Leave the pictures out and repeat the rest of the data below exactly.

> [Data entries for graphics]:
'''
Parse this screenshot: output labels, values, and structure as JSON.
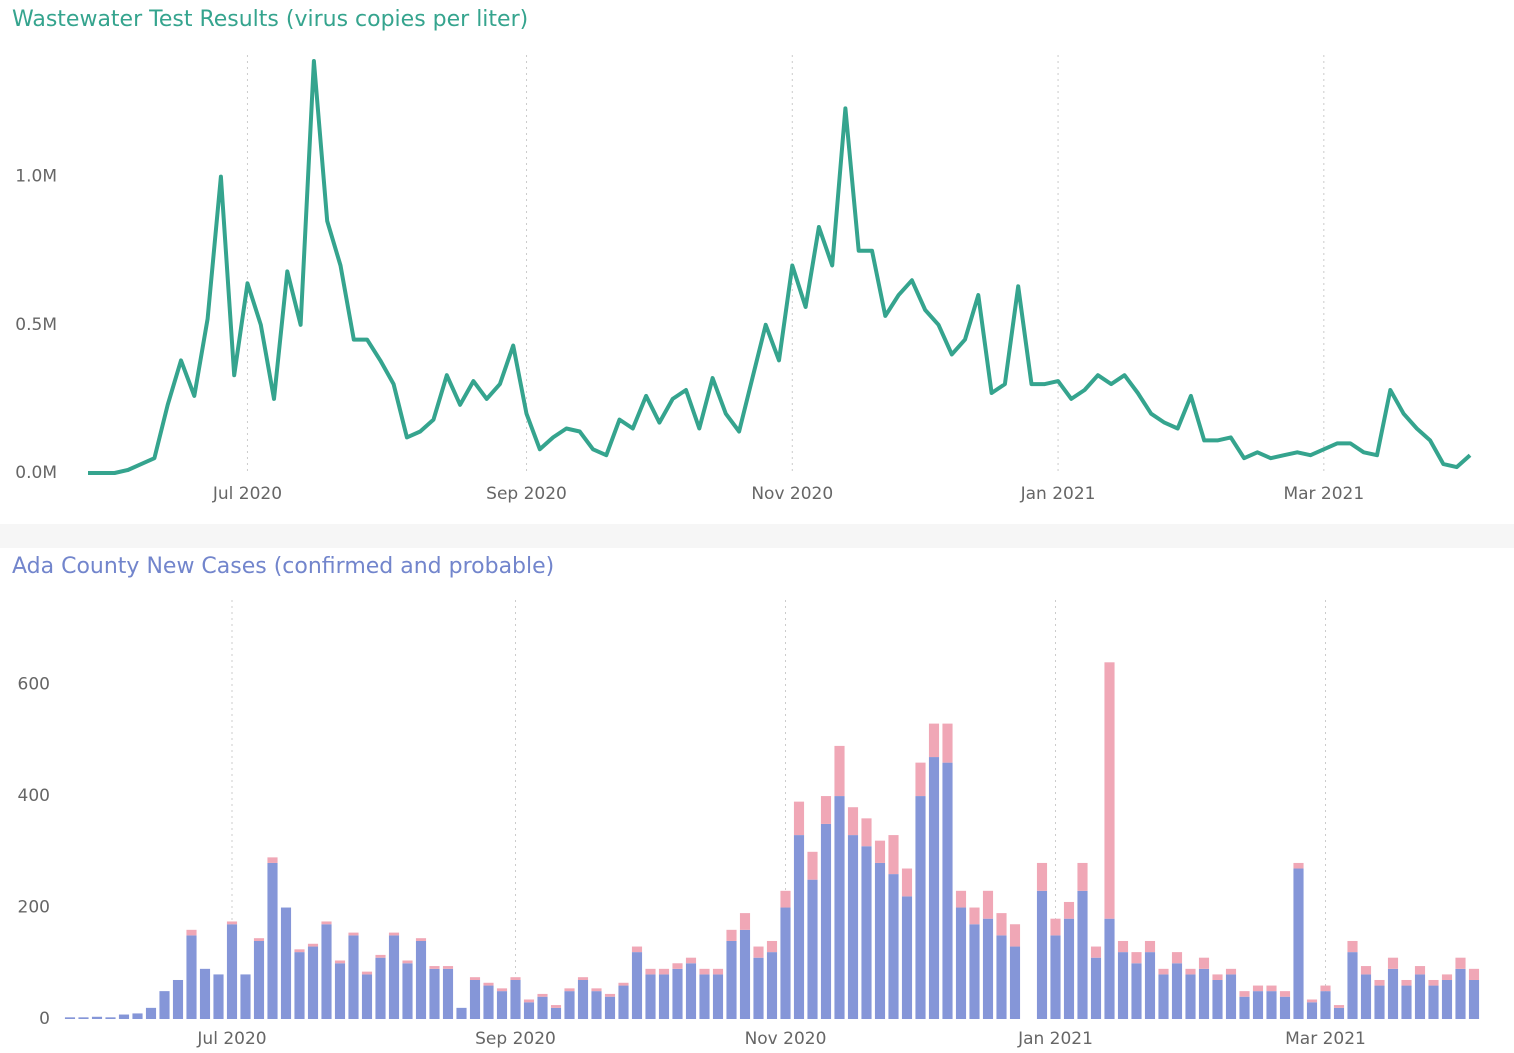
{
  "chart_data": [
    {
      "type": "line",
      "title": "Wastewater Test Results (virus copies per liter)",
      "color": "#35a48e",
      "categories": [
        null,
        null,
        null,
        null,
        null,
        null,
        null,
        null,
        null,
        null,
        null,
        null,
        "Jul 2020",
        null,
        null,
        null,
        null,
        null,
        null,
        null,
        null,
        null,
        null,
        null,
        null,
        null,
        null,
        null,
        null,
        null,
        null,
        null,
        null,
        "Sep 2020",
        null,
        null,
        null,
        null,
        null,
        null,
        null,
        null,
        null,
        null,
        null,
        null,
        null,
        null,
        null,
        null,
        null,
        null,
        null,
        "Nov 2020",
        null,
        null,
        null,
        null,
        null,
        null,
        null,
        null,
        null,
        null,
        null,
        null,
        null,
        null,
        null,
        null,
        null,
        null,
        null,
        "Jan 2021",
        null,
        null,
        null,
        null,
        null,
        null,
        null,
        null,
        null,
        null,
        null,
        null,
        null,
        null,
        null,
        null,
        null,
        null,
        null,
        "Mar 2021",
        null,
        null,
        null,
        null,
        null,
        null,
        null,
        null,
        null,
        null,
        null
      ],
      "values": [
        0,
        0,
        0,
        10000,
        30000,
        50000,
        230000,
        380000,
        260000,
        520000,
        1000000,
        330000,
        640000,
        500000,
        250000,
        680000,
        500000,
        1390000,
        850000,
        700000,
        450000,
        450000,
        380000,
        300000,
        120000,
        140000,
        180000,
        330000,
        230000,
        310000,
        250000,
        300000,
        430000,
        200000,
        80000,
        120000,
        150000,
        140000,
        80000,
        60000,
        180000,
        150000,
        260000,
        170000,
        250000,
        280000,
        150000,
        320000,
        200000,
        140000,
        320000,
        500000,
        380000,
        700000,
        560000,
        830000,
        700000,
        1230000,
        750000,
        750000,
        530000,
        600000,
        650000,
        550000,
        500000,
        400000,
        450000,
        600000,
        270000,
        300000,
        630000,
        300000,
        300000,
        310000,
        250000,
        280000,
        330000,
        300000,
        330000,
        270000,
        200000,
        170000,
        150000,
        260000,
        110000,
        110000,
        120000,
        50000,
        70000,
        50000,
        60000,
        70000,
        60000,
        80000,
        100000,
        100000,
        70000,
        60000,
        280000,
        200000,
        150000,
        110000,
        30000,
        20000,
        60000
      ],
      "ylim": [
        0,
        1400000
      ],
      "yticks": [
        {
          "value": 0,
          "label": "0.0M"
        },
        {
          "value": 500000,
          "label": "0.5M"
        },
        {
          "value": 1000000,
          "label": "1.0M"
        }
      ],
      "grid": true
    },
    {
      "type": "bar",
      "title": "Ada County New Cases (confirmed and probable)",
      "stacked": true,
      "categories": [
        null,
        null,
        null,
        null,
        null,
        null,
        null,
        null,
        null,
        null,
        null,
        null,
        "Jul 2020",
        null,
        null,
        null,
        null,
        null,
        null,
        null,
        null,
        null,
        null,
        null,
        null,
        null,
        null,
        null,
        null,
        null,
        null,
        null,
        null,
        "Sep 2020",
        null,
        null,
        null,
        null,
        null,
        null,
        null,
        null,
        null,
        null,
        null,
        null,
        null,
        null,
        null,
        null,
        null,
        null,
        null,
        "Nov 2020",
        null,
        null,
        null,
        null,
        null,
        null,
        null,
        null,
        null,
        null,
        null,
        null,
        null,
        null,
        null,
        null,
        null,
        null,
        null,
        "Jan 2021",
        null,
        null,
        null,
        null,
        null,
        null,
        null,
        null,
        null,
        null,
        null,
        null,
        null,
        null,
        null,
        null,
        null,
        null,
        null,
        "Mar 2021",
        null,
        null,
        null,
        null,
        null,
        null,
        null,
        null,
        null,
        null,
        null
      ],
      "series": [
        {
          "color": "#8596d8",
          "values": [
            3,
            3,
            4,
            3,
            8,
            10,
            20,
            50,
            70,
            150,
            90,
            80,
            170,
            80,
            140,
            280,
            200,
            120,
            130,
            170,
            100,
            150,
            80,
            110,
            150,
            100,
            140,
            90,
            90,
            20,
            70,
            60,
            50,
            70,
            30,
            40,
            20,
            50,
            70,
            50,
            40,
            60,
            120,
            80,
            80,
            90,
            100,
            80,
            80,
            140,
            160,
            110,
            120,
            200,
            330,
            250,
            350,
            400,
            330,
            310,
            280,
            260,
            220,
            400,
            470,
            460,
            200,
            170,
            180,
            150,
            130,
            null,
            230,
            150,
            180,
            230,
            110,
            180,
            120,
            100,
            120,
            80,
            100,
            80,
            90,
            70,
            80,
            40,
            50,
            50,
            40,
            270,
            30,
            50,
            20,
            120,
            80,
            60,
            90,
            60,
            80,
            60,
            70,
            90,
            70
          ]
        },
        {
          "color": "#f0a7b6",
          "values": [
            0,
            0,
            0,
            0,
            0,
            0,
            0,
            0,
            0,
            10,
            0,
            0,
            5,
            0,
            5,
            10,
            0,
            5,
            5,
            5,
            5,
            5,
            5,
            5,
            5,
            5,
            5,
            5,
            5,
            0,
            5,
            5,
            5,
            5,
            5,
            5,
            5,
            5,
            5,
            5,
            5,
            5,
            10,
            10,
            10,
            10,
            10,
            10,
            10,
            20,
            30,
            20,
            20,
            30,
            60,
            50,
            50,
            90,
            50,
            50,
            40,
            70,
            50,
            60,
            60,
            70,
            30,
            30,
            50,
            40,
            40,
            null,
            50,
            30,
            30,
            50,
            20,
            460,
            20,
            20,
            20,
            10,
            20,
            10,
            20,
            10,
            10,
            10,
            10,
            10,
            10,
            10,
            5,
            10,
            5,
            20,
            15,
            10,
            20,
            10,
            15,
            10,
            10,
            20,
            20
          ]
        }
      ],
      "ylim": [
        0,
        750
      ],
      "yticks": [
        0,
        200,
        400,
        600
      ],
      "grid": true
    }
  ]
}
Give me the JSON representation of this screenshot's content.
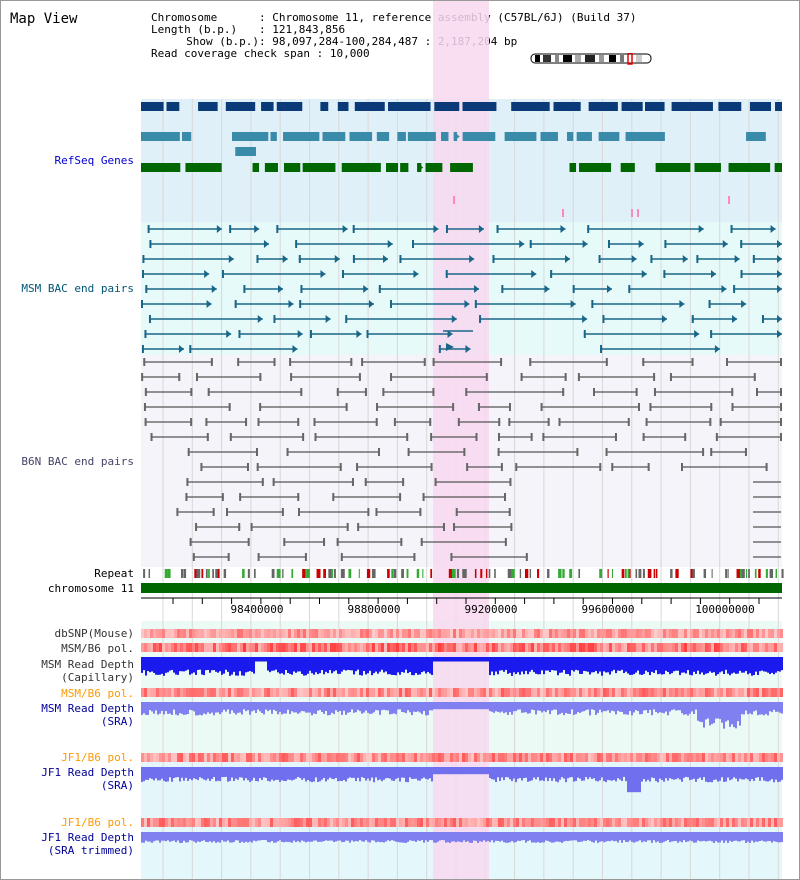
{
  "title": "Map View",
  "info": {
    "chromosome_label": "Chromosome",
    "chromosome_value": "Chromosome 11, reference assembly (C57BL/6J) (Build 37)",
    "length_label": "Length (b.p.)",
    "length_value": "121,843,856",
    "show_label": "Show (b.p.)",
    "show_value": "98,097,284-100,284,487 : 2,187,204 bp",
    "read_label": "Read coverage check span",
    "read_value": "10,000"
  },
  "tracks": {
    "refseq": "RefSeq Genes",
    "msm_bac": "MSM BAC end pairs",
    "b6n_bac": "B6N BAC end pairs",
    "repeat": "Repeat",
    "chromosome": "chromosome 11",
    "dbsnp": "dbSNP(Mouse)",
    "msm_b6_pol_1": "MSM/B6 pol.",
    "msm_read_depth_cap": "MSM Read Depth\n(Capillary)",
    "msm_b6_pol_2": "MSM/B6 pol.",
    "msm_read_depth_sra": "MSM Read Depth\n(SRA)",
    "jf1_b6_pol_1": "JF1/B6 pol.",
    "jf1_read_depth_sra": "JF1 Read Depth\n(SRA)",
    "jf1_b6_pol_2": "JF1/B6 pol.",
    "jf1_read_depth_trim": "JF1 Read Depth\n(SRA trimmed)"
  },
  "axis": {
    "ticks": [
      "98400000",
      "98800000",
      "99200000",
      "99600000",
      "100000000"
    ]
  },
  "colors": {
    "highlight": "#f8d8f0",
    "refseq_label": "#0000cc",
    "msm_label": "#005577",
    "b6n_label": "#444466",
    "orange_label": "#ff9900",
    "blue_label": "#000099",
    "chromosome_bar": "#006600"
  }
}
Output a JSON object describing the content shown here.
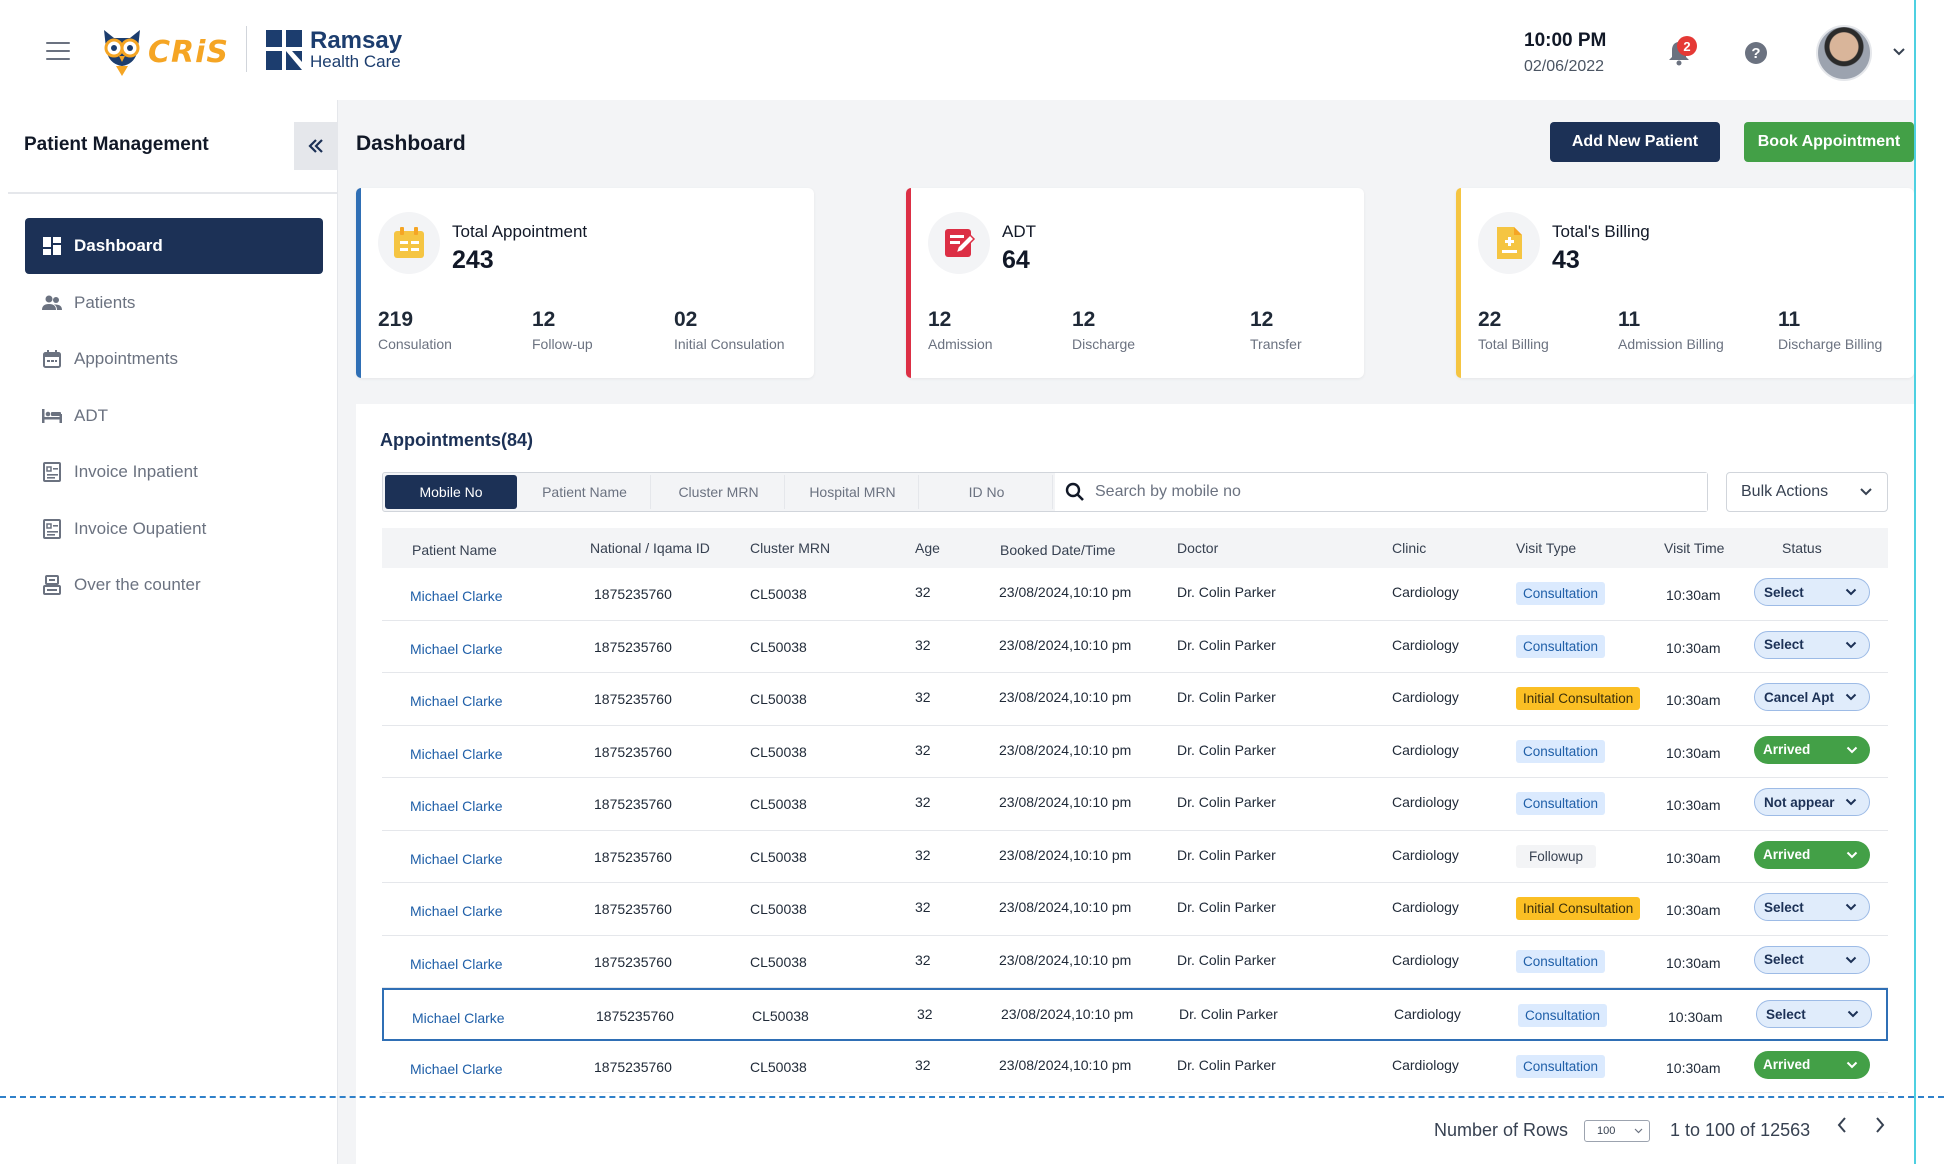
'''
> [Your response]:
Parse this screenshot: output labels, values, and structure as JSON.
{
  "chart_data": [
    {
      "type": "line",
      "title": "Wastewater Test Results (virus copies per liter)",
      "color": "#35a48e",
      "categories": [
        null,
        null,
        null,
        null,
        null,
        null,
        null,
        null,
        null,
        null,
        null,
        null,
        "Jul 2020",
        null,
        null,
        null,
        null,
        null,
        null,
        null,
        null,
        null,
        null,
        null,
        null,
        null,
        null,
        null,
        null,
        null,
        null,
        null,
        null,
        "Sep 2020",
        null,
        null,
        null,
        null,
        null,
        null,
        null,
        null,
        null,
        null,
        null,
        null,
        null,
        null,
        null,
        null,
        null,
        null,
        null,
        "Nov 2020",
        null,
        null,
        null,
        null,
        null,
        null,
        null,
        null,
        null,
        null,
        null,
        null,
        null,
        null,
        null,
        null,
        null,
        null,
        null,
        "Jan 2021",
        null,
        null,
        null,
        null,
        null,
        null,
        null,
        null,
        null,
        null,
        null,
        null,
        null,
        null,
        null,
        null,
        null,
        null,
        null,
        "Mar 2021",
        null,
        null,
        null,
        null,
        null,
        null,
        null,
        null,
        null,
        null,
        null
      ],
      "values": [
        0,
        0,
        0,
        10000,
        30000,
        50000,
        230000,
        380000,
        260000,
        520000,
        1000000,
        330000,
        640000,
        500000,
        250000,
        680000,
        500000,
        1390000,
        850000,
        700000,
        450000,
        450000,
        380000,
        300000,
        120000,
        140000,
        180000,
        330000,
        230000,
        310000,
        250000,
        300000,
        430000,
        200000,
        80000,
        120000,
        150000,
        140000,
        80000,
        60000,
        180000,
        150000,
        260000,
        170000,
        250000,
        280000,
        150000,
        320000,
        200000,
        140000,
        320000,
        500000,
        380000,
        700000,
        560000,
        830000,
        700000,
        1230000,
        750000,
        750000,
        530000,
        600000,
        650000,
        550000,
        500000,
        400000,
        450000,
        600000,
        270000,
        300000,
        630000,
        300000,
        300000,
        310000,
        250000,
        280000,
        330000,
        300000,
        330000,
        270000,
        200000,
        170000,
        150000,
        260000,
        110000,
        110000,
        120000,
        50000,
        70000,
        50000,
        60000,
        70000,
        60000,
        80000,
        100000,
        100000,
        70000,
        60000,
        280000,
        200000,
        150000,
        110000,
        30000,
        20000,
        60000
      ],
      "ylim": [
        0,
        1400000
      ],
      "yticks": [
        {
          "value": 0,
          "label": "0.0M"
        },
        {
          "value": 500000,
          "label": "0.5M"
        },
        {
          "value": 1000000,
          "label": "1.0M"
        }
      ],
      "grid": true
    },
    {
      "type": "bar",
      "title": "Ada County New Cases (confirmed and probable)",
      "stacked": true,
      "categories": [
        null,
        null,
        null,
        null,
        null,
        null,
        null,
        null,
        null,
        null,
        null,
        null,
        "Jul 2020",
        null,
        null,
        null,
        null,
        null,
        null,
        null,
        null,
        null,
        null,
        null,
        null,
        null,
        null,
        null,
        null,
        null,
        null,
        null,
        null,
        "Sep 2020",
        null,
        null,
        null,
        null,
        null,
        null,
        null,
        null,
        null,
        null,
        null,
        null,
        null,
        null,
        null,
        null,
        null,
        null,
        null,
        "Nov 2020",
        null,
        null,
        null,
        null,
        null,
        null,
        null,
        null,
        null,
        null,
        null,
        null,
        null,
        null,
        null,
        null,
        null,
        null,
        null,
        "Jan 2021",
        null,
        null,
        null,
        null,
        null,
        null,
        null,
        null,
        null,
        null,
        null,
        null,
        null,
        null,
        null,
        null,
        null,
        null,
        null,
        "Mar 2021",
        null,
        null,
        null,
        null,
        null,
        null,
        null,
        null,
        null,
        null,
        null
      ],
      "series": [
        {
          "color": "#8596d8",
          "values": [
            3,
            3,
            4,
            3,
            8,
            10,
            20,
            50,
            70,
            150,
            90,
            80,
            170,
            80,
            140,
            280,
            200,
            120,
            130,
            170,
            100,
            150,
            80,
            110,
            150,
            100,
            140,
            90,
            90,
            20,
            70,
            60,
            50,
            70,
            30,
            40,
            20,
            50,
            70,
            50,
            40,
            60,
            120,
            80,
            80,
            90,
            100,
            80,
            80,
            140,
            160,
            110,
            120,
            200,
            330,
            250,
            350,
            400,
            330,
            310,
            280,
            260,
            220,
            400,
            470,
            460,
            200,
            170,
            180,
            150,
            130,
            null,
            230,
            150,
            180,
            230,
            110,
            180,
            120,
            100,
            120,
            80,
            100,
            80,
            90,
            70,
            80,
            40,
            50,
            50,
            40,
            270,
            30,
            50,
            20,
            120,
            80,
            60,
            90,
            60,
            80,
            60,
            70,
            90,
            70
          ]
        },
        {
          "color": "#f0a7b6",
          "values": [
            0,
            0,
            0,
            0,
            0,
            0,
            0,
            0,
            0,
            10,
            0,
            0,
            5,
            0,
            5,
            10,
            0,
            5,
            5,
            5,
            5,
            5,
            5,
            5,
            5,
            5,
            5,
            5,
            5,
            0,
            5,
            5,
            5,
            5,
            5,
            5,
            5,
            5,
            5,
            5,
            5,
            5,
            10,
            10,
            10,
            10,
            10,
            10,
            10,
            20,
            30,
            20,
            20,
            30,
            60,
            50,
            50,
            90,
            50,
            50,
            40,
            70,
            50,
            60,
            60,
            70,
            30,
            30,
            50,
            40,
            40,
            null,
            50,
            30,
            30,
            50,
            20,
            460,
            20,
            20,
            20,
            10,
            20,
            10,
            20,
            10,
            10,
            10,
            10,
            10,
            10,
            10,
            5,
            10,
            5,
            20,
            15,
            10,
            20,
            10,
            15,
            10,
            10,
            20,
            20
          ]
        }
      ],
      "ylim": [
        0,
        750
      ],
      "yticks": [
        0,
        200,
        400,
        600
      ],
      "grid": true
    }
  ]
}
Give me the JSON representation of this screenshot's content.
{
  "title": "Map View",
  "info": {
    "chromosome_label": "Chromosome",
    "chromosome_value": "Chromosome 11, reference assembly (C57BL/6J) (Build 37)",
    "length_label": "Length (b.p.)",
    "length_value": "121,843,856",
    "show_label": "Show (b.p.)",
    "show_value": "98,097,284-100,284,487 : 2,187,204 bp",
    "read_label": "Read coverage check span",
    "read_value": "10,000"
  },
  "tracks": {
    "refseq": "RefSeq Genes",
    "msm_bac": "MSM BAC end pairs",
    "b6n_bac": "B6N BAC end pairs",
    "repeat": "Repeat",
    "chromosome": "chromosome 11",
    "dbsnp": "dbSNP(Mouse)",
    "msm_b6_pol_1": "MSM/B6 pol.",
    "msm_read_depth_cap": "MSM Read Depth\n(Capillary)",
    "msm_b6_pol_2": "MSM/B6 pol.",
    "msm_read_depth_sra": "MSM Read Depth\n(SRA)",
    "jf1_b6_pol_1": "JF1/B6 pol.",
    "jf1_read_depth_sra": "JF1 Read Depth\n(SRA)",
    "jf1_b6_pol_2": "JF1/B6 pol.",
    "jf1_read_depth_trim": "JF1 Read Depth\n(SRA trimmed)"
  },
  "axis": {
    "ticks": [
      "98400000",
      "98800000",
      "99200000",
      "99600000",
      "100000000"
    ]
  },
  "colors": {
    "highlight": "#f8d8f0",
    "refseq_label": "#0000cc",
    "msm_label": "#005577",
    "b6n_label": "#444466",
    "orange_label": "#ff9900",
    "blue_label": "#000099",
    "chromosome_bar": "#006600"
  }
}
Output a JSON object describing the content shown here.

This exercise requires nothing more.